In the data below, find every line with the string "Версия" and pull it out.

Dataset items
────────────────────────────────────────
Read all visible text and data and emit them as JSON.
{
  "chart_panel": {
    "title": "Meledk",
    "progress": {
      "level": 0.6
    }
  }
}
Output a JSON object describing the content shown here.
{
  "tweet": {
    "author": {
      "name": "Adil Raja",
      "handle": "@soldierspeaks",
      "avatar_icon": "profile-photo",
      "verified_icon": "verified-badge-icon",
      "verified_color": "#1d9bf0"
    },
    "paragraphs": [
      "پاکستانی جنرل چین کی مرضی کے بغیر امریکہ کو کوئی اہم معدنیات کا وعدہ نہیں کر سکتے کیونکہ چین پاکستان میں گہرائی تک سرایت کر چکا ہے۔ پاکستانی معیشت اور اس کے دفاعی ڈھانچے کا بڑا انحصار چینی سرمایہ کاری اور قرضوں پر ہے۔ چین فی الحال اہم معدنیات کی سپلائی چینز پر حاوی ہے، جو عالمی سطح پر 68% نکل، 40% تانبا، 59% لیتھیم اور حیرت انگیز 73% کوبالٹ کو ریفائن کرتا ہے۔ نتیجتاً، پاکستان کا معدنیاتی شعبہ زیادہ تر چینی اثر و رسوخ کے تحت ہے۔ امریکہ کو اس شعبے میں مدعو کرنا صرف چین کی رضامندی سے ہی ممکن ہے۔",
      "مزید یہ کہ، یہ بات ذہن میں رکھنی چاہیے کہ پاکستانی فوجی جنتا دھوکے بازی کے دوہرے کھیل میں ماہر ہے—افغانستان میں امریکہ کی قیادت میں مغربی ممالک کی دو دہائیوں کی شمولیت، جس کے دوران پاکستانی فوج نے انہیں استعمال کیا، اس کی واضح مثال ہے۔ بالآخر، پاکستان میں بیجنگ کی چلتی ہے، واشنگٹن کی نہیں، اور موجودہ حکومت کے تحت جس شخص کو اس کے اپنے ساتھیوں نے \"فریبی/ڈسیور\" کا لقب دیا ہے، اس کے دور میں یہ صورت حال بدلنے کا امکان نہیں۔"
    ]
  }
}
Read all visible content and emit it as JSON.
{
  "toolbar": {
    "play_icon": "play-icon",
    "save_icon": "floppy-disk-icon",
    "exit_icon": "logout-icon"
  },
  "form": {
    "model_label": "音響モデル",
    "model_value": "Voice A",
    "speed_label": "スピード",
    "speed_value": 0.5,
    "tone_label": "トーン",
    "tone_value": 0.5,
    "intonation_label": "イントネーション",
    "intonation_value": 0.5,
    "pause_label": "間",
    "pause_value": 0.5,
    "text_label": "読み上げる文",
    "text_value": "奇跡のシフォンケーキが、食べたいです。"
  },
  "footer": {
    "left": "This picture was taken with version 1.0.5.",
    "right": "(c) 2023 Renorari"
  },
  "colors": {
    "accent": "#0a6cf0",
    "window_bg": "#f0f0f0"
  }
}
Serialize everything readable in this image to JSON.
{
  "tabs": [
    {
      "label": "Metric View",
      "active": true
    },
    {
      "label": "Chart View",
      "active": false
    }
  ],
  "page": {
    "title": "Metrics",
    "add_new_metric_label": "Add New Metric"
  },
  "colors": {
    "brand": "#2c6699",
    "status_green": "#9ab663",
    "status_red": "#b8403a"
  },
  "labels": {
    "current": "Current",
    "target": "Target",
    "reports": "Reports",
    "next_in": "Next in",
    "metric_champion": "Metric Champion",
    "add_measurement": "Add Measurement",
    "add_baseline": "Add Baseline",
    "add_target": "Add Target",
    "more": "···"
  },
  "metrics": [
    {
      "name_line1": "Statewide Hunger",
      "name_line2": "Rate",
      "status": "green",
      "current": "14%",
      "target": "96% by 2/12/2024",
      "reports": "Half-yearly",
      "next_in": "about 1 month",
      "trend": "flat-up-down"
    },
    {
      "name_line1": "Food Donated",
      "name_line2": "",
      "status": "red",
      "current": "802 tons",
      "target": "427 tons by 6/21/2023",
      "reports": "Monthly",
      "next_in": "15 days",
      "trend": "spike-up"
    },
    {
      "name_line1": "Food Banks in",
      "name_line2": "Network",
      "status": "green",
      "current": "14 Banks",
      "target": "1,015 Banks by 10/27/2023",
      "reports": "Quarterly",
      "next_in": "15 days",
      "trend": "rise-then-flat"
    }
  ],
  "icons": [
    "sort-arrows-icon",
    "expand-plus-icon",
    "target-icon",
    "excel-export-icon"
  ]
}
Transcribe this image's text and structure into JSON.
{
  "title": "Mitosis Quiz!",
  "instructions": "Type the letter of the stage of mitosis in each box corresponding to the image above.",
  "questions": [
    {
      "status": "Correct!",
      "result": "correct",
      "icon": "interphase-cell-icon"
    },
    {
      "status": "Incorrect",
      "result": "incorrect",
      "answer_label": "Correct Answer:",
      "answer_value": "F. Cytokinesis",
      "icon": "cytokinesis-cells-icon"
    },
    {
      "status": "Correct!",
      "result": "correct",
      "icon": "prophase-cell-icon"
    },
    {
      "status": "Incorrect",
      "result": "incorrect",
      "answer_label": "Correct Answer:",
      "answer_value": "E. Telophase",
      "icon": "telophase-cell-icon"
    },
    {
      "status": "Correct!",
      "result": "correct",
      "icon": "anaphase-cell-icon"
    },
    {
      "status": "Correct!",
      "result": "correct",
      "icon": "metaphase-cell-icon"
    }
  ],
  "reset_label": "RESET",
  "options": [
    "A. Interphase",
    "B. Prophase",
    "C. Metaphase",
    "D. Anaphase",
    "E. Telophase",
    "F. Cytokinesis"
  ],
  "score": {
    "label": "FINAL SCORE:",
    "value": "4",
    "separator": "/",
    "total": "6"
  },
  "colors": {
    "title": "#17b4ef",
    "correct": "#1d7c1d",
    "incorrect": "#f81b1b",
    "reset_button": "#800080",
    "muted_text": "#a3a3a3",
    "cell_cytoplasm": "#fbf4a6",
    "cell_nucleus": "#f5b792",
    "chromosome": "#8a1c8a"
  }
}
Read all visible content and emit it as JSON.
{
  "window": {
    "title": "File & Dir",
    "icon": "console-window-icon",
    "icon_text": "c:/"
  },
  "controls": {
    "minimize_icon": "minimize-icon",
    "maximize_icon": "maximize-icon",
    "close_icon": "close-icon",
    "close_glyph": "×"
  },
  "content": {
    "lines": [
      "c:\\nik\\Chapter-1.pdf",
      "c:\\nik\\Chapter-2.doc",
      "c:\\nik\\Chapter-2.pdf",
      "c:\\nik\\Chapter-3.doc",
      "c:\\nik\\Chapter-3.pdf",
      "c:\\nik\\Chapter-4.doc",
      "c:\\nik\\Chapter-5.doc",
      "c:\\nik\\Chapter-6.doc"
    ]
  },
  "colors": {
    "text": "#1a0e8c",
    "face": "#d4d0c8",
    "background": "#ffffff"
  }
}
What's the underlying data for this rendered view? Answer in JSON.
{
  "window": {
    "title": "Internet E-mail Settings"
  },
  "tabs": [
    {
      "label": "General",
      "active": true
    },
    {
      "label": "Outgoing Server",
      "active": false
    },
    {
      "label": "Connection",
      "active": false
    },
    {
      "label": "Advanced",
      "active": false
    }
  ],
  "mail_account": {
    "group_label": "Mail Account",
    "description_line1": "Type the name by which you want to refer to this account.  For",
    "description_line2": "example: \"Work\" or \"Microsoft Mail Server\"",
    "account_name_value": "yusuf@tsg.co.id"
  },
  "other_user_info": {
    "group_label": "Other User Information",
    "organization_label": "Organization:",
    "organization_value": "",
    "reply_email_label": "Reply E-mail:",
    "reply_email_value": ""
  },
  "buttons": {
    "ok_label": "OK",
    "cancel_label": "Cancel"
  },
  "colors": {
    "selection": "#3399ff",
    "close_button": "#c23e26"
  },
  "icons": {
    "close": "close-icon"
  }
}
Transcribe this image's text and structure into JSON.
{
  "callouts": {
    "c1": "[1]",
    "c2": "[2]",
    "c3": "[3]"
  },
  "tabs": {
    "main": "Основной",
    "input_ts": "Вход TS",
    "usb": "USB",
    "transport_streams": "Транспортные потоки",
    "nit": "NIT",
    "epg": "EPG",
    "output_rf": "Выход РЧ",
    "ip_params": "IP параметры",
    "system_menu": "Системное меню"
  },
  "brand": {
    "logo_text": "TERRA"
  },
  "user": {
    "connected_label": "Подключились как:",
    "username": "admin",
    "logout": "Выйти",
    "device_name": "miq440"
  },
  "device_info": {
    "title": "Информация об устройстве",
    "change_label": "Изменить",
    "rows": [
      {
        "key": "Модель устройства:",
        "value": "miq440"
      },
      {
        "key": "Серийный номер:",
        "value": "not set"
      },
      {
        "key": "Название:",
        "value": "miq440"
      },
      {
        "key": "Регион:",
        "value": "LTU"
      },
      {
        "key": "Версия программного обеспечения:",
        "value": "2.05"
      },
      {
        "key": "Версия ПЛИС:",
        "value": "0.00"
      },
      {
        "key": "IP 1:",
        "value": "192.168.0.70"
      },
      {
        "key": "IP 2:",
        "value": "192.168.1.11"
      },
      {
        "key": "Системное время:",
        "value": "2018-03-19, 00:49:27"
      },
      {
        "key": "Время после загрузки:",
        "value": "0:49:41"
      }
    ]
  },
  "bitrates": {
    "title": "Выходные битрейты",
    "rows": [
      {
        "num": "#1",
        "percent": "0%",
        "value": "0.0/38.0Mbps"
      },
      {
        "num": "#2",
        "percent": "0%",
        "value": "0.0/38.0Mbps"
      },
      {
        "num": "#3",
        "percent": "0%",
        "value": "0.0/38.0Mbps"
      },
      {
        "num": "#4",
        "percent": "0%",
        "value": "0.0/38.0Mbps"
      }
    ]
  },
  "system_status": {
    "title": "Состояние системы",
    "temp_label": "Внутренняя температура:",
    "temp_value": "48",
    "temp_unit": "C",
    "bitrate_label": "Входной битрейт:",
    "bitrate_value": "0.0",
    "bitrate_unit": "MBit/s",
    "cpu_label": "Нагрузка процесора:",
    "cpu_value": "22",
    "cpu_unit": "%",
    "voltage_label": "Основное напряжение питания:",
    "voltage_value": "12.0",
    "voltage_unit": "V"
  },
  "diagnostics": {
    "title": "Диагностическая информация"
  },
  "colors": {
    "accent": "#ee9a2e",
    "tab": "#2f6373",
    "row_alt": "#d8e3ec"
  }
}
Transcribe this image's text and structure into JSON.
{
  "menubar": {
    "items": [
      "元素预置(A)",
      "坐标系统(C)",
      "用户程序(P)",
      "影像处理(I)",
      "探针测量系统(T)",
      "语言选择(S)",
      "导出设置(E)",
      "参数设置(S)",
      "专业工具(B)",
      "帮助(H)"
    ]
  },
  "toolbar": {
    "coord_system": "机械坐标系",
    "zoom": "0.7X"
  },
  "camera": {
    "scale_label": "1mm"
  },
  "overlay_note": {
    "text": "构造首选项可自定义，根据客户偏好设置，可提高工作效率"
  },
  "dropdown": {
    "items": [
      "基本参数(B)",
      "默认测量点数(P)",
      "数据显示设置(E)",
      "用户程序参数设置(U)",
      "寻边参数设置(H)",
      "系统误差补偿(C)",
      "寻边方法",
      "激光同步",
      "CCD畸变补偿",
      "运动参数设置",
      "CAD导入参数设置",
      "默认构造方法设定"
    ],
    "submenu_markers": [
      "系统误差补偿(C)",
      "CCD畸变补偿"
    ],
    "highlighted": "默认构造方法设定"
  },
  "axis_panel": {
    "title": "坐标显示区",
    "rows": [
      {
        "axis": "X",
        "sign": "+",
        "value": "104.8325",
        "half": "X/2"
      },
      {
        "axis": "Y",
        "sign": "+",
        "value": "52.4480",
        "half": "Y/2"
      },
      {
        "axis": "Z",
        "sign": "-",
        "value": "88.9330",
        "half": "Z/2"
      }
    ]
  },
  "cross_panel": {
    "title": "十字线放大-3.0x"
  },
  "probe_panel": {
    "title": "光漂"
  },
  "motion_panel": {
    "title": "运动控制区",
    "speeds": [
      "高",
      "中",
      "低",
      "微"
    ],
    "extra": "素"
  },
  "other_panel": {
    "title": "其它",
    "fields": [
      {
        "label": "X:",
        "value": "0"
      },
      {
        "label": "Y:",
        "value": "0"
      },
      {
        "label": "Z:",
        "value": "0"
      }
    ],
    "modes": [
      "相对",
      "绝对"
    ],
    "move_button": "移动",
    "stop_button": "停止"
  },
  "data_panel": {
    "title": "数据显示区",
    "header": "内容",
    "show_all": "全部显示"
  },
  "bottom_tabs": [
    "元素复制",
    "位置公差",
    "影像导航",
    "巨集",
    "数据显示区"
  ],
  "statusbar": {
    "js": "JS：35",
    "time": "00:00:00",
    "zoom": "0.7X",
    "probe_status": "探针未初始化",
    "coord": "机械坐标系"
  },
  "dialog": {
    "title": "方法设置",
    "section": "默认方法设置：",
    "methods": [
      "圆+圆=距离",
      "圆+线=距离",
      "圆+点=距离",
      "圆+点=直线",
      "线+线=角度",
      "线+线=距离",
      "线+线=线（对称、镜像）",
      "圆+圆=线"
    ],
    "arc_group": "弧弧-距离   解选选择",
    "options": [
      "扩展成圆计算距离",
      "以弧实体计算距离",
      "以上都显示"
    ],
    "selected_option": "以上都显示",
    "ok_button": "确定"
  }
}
────────────────────────────────────────
Correct result:
        "key": "Версия программного обеспечения:",
        "key": "Версия ПЛИС:",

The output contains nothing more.